▶ Task brief
In the entries below, find every line holding the string "technice" and collect it.
-- START Available data --
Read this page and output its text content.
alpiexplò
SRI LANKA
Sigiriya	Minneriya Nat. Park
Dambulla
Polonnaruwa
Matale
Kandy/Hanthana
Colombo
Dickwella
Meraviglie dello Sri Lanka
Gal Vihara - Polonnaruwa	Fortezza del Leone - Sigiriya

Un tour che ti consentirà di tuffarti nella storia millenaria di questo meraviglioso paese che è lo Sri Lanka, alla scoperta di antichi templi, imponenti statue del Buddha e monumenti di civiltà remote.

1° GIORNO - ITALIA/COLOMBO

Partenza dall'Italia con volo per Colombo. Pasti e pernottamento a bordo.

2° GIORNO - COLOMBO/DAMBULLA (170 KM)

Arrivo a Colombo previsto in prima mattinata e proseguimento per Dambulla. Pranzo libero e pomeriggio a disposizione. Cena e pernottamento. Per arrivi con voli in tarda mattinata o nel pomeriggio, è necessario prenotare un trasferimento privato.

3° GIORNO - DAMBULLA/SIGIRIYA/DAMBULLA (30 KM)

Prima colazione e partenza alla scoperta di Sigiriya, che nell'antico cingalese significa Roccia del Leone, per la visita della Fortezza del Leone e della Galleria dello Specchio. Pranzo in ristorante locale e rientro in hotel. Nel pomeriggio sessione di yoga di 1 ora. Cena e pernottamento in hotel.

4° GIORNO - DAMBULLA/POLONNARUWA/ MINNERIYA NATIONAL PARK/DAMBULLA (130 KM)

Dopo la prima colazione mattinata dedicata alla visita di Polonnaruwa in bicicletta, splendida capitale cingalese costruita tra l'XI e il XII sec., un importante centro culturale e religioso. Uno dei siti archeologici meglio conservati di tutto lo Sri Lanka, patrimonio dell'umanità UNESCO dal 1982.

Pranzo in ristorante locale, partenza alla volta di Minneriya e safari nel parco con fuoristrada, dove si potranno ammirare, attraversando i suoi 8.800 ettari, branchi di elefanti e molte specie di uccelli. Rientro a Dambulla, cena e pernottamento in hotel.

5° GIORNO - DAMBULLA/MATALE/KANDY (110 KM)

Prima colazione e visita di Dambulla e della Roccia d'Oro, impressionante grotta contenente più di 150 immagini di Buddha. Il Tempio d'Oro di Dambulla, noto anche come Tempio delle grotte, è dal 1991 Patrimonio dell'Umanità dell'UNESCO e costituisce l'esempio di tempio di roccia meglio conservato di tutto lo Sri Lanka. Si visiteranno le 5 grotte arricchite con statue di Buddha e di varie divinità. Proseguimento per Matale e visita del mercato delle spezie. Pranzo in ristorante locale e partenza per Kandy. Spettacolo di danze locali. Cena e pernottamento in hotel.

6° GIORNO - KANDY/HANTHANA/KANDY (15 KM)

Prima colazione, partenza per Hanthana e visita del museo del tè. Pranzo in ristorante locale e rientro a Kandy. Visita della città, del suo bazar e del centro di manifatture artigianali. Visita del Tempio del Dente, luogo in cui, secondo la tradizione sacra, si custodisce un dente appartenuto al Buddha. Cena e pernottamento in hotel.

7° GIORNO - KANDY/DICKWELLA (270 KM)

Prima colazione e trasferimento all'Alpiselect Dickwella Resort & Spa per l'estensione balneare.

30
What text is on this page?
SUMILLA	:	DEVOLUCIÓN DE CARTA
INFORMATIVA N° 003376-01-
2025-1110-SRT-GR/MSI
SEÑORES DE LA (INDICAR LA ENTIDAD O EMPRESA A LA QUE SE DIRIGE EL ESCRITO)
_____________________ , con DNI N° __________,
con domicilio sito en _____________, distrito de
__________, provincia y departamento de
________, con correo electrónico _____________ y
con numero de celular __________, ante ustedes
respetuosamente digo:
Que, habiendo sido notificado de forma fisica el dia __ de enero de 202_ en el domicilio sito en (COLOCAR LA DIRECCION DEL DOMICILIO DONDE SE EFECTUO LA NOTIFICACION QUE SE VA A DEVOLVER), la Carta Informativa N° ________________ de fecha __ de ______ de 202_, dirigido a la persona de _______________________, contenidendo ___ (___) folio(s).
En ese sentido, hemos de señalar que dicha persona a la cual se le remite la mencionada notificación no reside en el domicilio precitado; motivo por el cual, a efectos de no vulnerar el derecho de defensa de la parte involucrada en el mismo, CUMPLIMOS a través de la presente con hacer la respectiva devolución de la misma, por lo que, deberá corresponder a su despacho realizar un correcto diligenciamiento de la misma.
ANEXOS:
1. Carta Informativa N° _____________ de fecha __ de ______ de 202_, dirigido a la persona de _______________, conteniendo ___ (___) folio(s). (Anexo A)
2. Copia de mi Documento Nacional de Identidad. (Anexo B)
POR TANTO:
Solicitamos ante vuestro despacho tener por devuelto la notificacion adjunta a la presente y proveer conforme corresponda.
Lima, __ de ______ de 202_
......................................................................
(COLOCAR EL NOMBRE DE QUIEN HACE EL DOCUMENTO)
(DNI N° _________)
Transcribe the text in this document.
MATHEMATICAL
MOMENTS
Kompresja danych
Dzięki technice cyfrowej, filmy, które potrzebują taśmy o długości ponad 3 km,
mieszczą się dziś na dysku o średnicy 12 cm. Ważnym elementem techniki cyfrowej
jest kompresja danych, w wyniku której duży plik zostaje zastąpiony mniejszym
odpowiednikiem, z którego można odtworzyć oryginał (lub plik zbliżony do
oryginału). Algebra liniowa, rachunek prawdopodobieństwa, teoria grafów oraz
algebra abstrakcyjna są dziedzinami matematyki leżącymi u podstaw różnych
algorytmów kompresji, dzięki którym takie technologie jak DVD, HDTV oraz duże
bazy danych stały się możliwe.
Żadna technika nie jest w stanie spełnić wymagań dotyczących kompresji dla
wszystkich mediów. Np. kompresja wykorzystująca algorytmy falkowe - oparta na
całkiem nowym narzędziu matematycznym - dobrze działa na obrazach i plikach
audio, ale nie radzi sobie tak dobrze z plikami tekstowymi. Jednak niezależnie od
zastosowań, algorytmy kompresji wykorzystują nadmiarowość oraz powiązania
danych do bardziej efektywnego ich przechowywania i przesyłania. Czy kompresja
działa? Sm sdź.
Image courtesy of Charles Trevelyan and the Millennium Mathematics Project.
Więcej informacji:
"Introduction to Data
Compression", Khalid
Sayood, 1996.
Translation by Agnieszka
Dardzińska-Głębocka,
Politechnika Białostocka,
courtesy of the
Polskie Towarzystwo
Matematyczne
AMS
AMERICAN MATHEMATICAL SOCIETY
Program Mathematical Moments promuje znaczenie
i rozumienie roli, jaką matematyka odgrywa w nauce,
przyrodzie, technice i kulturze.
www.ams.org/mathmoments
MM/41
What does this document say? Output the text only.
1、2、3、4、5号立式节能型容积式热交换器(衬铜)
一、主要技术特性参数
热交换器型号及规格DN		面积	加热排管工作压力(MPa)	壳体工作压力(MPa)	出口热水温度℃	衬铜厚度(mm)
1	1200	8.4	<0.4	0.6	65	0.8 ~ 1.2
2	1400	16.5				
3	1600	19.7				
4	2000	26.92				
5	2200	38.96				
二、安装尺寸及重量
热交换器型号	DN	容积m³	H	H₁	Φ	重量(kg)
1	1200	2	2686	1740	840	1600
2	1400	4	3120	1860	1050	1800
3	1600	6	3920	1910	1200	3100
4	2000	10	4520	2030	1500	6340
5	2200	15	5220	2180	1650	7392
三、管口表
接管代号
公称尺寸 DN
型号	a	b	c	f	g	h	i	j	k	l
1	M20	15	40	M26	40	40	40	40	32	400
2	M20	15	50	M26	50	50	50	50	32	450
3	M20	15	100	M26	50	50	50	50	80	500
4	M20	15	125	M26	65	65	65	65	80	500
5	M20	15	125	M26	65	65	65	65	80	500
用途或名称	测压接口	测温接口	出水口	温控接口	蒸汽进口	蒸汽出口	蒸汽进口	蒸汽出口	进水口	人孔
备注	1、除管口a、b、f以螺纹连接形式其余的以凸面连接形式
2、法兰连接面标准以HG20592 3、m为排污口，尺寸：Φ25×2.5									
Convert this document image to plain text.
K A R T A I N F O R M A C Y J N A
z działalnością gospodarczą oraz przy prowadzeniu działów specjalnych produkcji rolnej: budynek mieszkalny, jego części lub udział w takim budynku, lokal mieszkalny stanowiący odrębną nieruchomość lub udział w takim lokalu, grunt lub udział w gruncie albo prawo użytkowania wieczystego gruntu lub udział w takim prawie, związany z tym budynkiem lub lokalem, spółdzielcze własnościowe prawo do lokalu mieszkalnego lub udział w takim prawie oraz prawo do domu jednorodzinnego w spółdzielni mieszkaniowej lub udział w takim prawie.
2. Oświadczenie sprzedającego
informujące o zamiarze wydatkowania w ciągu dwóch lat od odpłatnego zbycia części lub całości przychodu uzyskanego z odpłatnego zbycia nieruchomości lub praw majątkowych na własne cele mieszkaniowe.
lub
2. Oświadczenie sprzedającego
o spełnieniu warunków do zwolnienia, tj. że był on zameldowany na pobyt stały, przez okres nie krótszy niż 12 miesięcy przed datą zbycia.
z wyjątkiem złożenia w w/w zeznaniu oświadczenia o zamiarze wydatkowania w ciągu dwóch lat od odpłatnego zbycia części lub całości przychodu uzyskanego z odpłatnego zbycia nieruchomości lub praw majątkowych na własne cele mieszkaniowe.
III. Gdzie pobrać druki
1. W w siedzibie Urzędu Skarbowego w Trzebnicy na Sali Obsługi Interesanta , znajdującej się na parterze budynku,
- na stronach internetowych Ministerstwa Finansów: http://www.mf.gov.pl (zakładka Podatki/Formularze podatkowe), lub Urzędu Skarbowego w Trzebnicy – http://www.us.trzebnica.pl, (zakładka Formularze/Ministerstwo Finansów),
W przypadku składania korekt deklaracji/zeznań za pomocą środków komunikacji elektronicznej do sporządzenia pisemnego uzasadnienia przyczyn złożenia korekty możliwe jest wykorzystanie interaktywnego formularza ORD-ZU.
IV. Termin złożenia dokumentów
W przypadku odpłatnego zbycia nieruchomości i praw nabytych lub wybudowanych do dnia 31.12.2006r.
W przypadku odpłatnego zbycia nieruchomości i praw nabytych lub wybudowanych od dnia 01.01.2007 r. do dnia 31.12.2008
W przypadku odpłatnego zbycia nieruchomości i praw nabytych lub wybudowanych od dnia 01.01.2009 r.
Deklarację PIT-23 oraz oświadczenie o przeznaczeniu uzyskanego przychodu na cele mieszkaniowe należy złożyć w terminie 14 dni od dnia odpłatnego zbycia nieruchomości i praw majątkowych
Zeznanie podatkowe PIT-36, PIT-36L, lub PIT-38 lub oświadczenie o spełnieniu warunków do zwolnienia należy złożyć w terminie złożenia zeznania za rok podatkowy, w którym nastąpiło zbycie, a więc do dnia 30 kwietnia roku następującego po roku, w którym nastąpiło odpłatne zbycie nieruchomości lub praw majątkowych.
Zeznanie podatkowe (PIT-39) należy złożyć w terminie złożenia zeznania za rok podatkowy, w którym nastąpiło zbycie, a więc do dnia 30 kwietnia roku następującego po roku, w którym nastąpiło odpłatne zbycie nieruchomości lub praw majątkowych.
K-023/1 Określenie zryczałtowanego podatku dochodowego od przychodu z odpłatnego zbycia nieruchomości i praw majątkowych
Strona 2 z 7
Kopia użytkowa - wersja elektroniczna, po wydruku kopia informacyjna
-- END Available data --
▶ Expected output
Dzięki technice cyfrowej, filmy, które potrzebują taśmy o długości ponad 3 km,
przyrodzie, technice i kulturze.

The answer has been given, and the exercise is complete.